— START Data in this exercise —
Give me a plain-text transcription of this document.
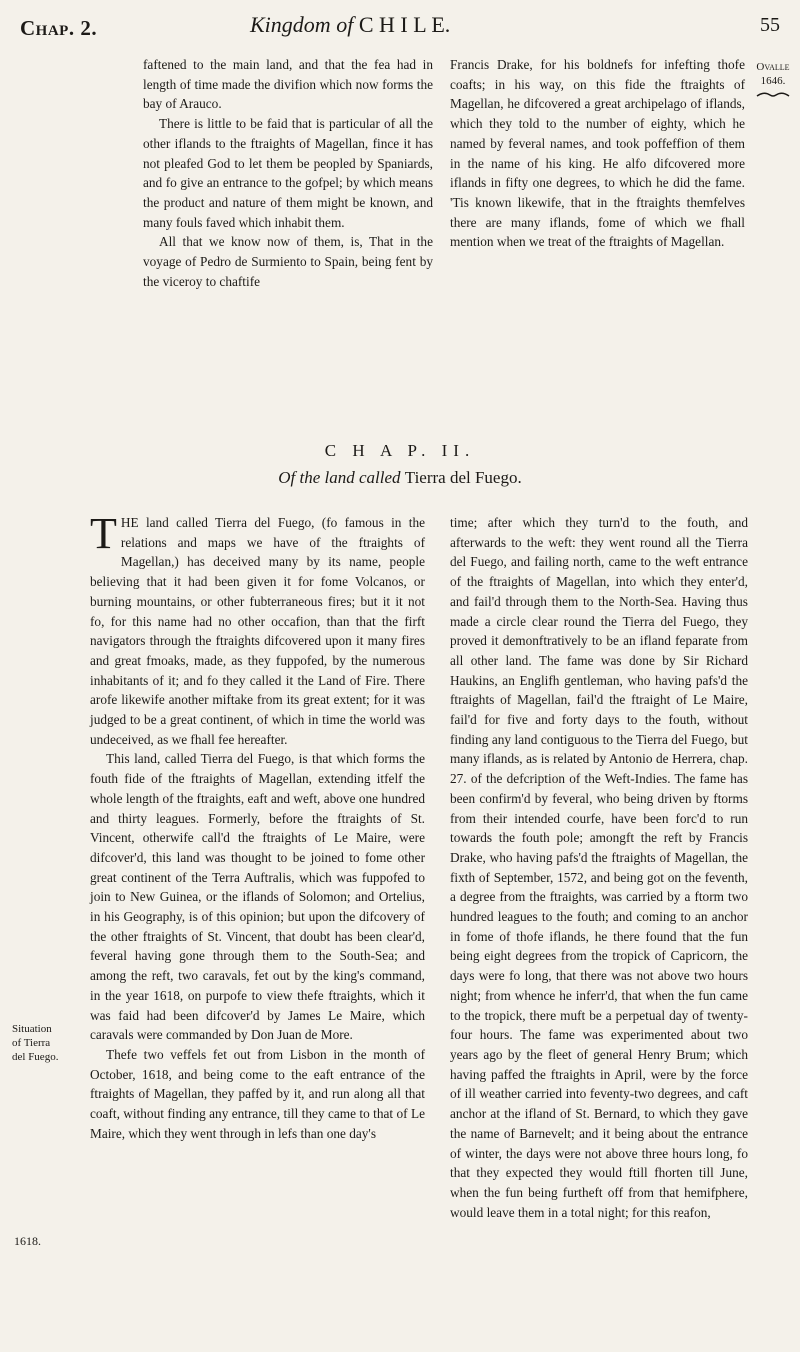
Chap. 2.	Kingdom of C H I L E.	55
Ovalle
1646.

faftened to the main land, and that the fea had in length of time made the divifion which now forms the bay of Arauco.

There is little to be faid that is particular of all the other iflands to the ftraights of Magellan, fince it has not pleafed God to let them be peopled by Spaniards, and fo give an entrance to the gofpel; by which means the product and nature of them might be known, and many fouls faved which inhabit them.

All that we know now of them, is, That in the voyage of Pedro de Surmiento to Spain, being fent by the viceroy to chaftife

Francis Drake, for his boldnefs for infefting thofe coafts; in his way, on this fide the ftraights of Magellan, he difcovered a great archipelago of iflands, which they told to the number of eighty, which he named by feveral names, and took poffeffion of them in the name of his king. He alfo difcovered more iflands in fifty one degrees, to which he did the fame. 'Tis known likewife, that in the ftraights themfelves there are many iflands, fome of which we fhall mention when we treat of the ftraights of Magellan.

C H A P. II.
Of the land called Tierra del Fuego.
Situation
of Tierra
del Fuego.
1618.

THE land called Tierra del Fuego, (fo famous in the relations and maps we have of the ftraights of Magellan,) has deceived many by its name, people believing that it had been given it for fome Volcanos, or burning mountains, or other fubterraneous fires; but it it not fo, for this name had no other occafion, than that the firft navigators through the ftraights difcovered upon it many fires and great fmoaks, made, as they fuppofed, by the numerous inhabitants of it; and fo they called it the Land of Fire. There arofe likewife another miftake from its great extent; for it was judged to be a great continent, of which in time the world was undeceived, as we fhall fee hereafter.

This land, called Tierra del Fuego, is that which forms the fouth fide of the ftraights of Magellan, extending itfelf the whole length of the ftraights, eaft and weft, above one hundred and thirty leagues. Formerly, before the ftraights of St. Vincent, otherwife call'd the ftraights of Le Maire, were difcover'd, this land was thought to be joined to fome other great continent of the Terra Auftralis, which was fuppofed to join to New Guinea, or the iflands of Solomon; and Ortelius, in his Geography, is of this opinion; but upon the difcovery of the other ftraights of St. Vincent, that doubt has been clear'd, feveral having gone through them to the South-Sea; and among the reft, two caravals, fet out by the king's command, in the year 1618, on purpofe to view thefe ftraights, which it was faid had been difcover'd by James Le Maire, which caravals were commanded by Don Juan de More.

Thefe two veffels fet out from Lisbon in the month of October, 1618, and being come to the eaft entrance of the ftraights of Magellan, they paffed by it, and run along all that coaft, without finding any entrance, till they came to that of Le Maire, which they went through in lefs than one day's

time; after which they turn'd to the fouth, and afterwards to the weft: they went round all the Tierra del Fuego, and failing north, came to the weft entrance of the ftraights of Magellan, into which they enter'd, and fail'd through them to the North-Sea. Having thus made a circle clear round the Tierra del Fuego, they proved it demonftratively to be an ifland feparate from all other land. The fame was done by Sir Richard Haukins, an Englifh gentleman, who having pafs'd the ftraights of Magellan, fail'd the ftraight of Le Maire, fail'd for five and forty days to the fouth, without finding any land contiguous to the Tierra del Fuego, but many iflands, as is related by Antonio de Herrera, chap. 27. of the defcription of the Weft-Indies. The fame has been confirm'd by feveral, who being driven by ftorms from their intended courfe, have been forc'd to run towards the fouth pole; amongft the reft by Francis Drake, who having pafs'd the ftraights of Magellan, the fixth of September, 1572, and being got on the feventh, a degree from the ftraights, was carried by a ftorm two hundred leagues to the fouth; and coming to an anchor in fome of thofe iflands, he there found that the fun being eight degrees from the tropick of Capricorn, the days were fo long, that there was not above two hours night; from whence he inferr'd, that when the fun came to the tropick, there muft be a perpetual day of twenty-four hours. The fame was experimented about two years ago by the fleet of general Henry Brum; which having paffed the ftraights in April, were by the force of ill weather carried into feventy-two degrees, and caft anchor at the ifland of St. Bernard, to which they gave the name of Barnevelt; and it being about the entrance of winter, the days were not above three hours long, fo that they expected they would ftill fhorten till June, when the fun being furtheft off from that hemifphere, would leave them in a total night; for this reafon,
— END Data in this exercise —
Above are the records. Identify each line that contains the word "length".

faftened to the main land, and that the fea had in length of time made the divifion which now forms the bay of Arauco.
This land, called Tierra del Fuego, is that which forms the fouth fide of the ftraights of Magellan, extending itfelf the whole length of the ftraights, eaft and weft, above one hundred and thirty leagues. Formerly, before the ftraights of St. Vincent, otherwife call'd the ftraights of Le Maire, were difcover'd, this land was thought to be joined to fome other great continent of the Terra Auftralis, which was fuppofed to join to New Guinea, or the iflands of Solomon; and Ortelius, in his Geography, is of this opinion; but upon the difcovery of the other ftraights of St. Vincent, that doubt has been clear'd, feveral having gone through them to the South-Sea; and among the reft, two caravals, fet out by the king's command, in the year 1618, on purpofe to view thefe ftraights, which it was faid had been difcover'd by James Le Maire, which caravals were commanded by Don Juan de More.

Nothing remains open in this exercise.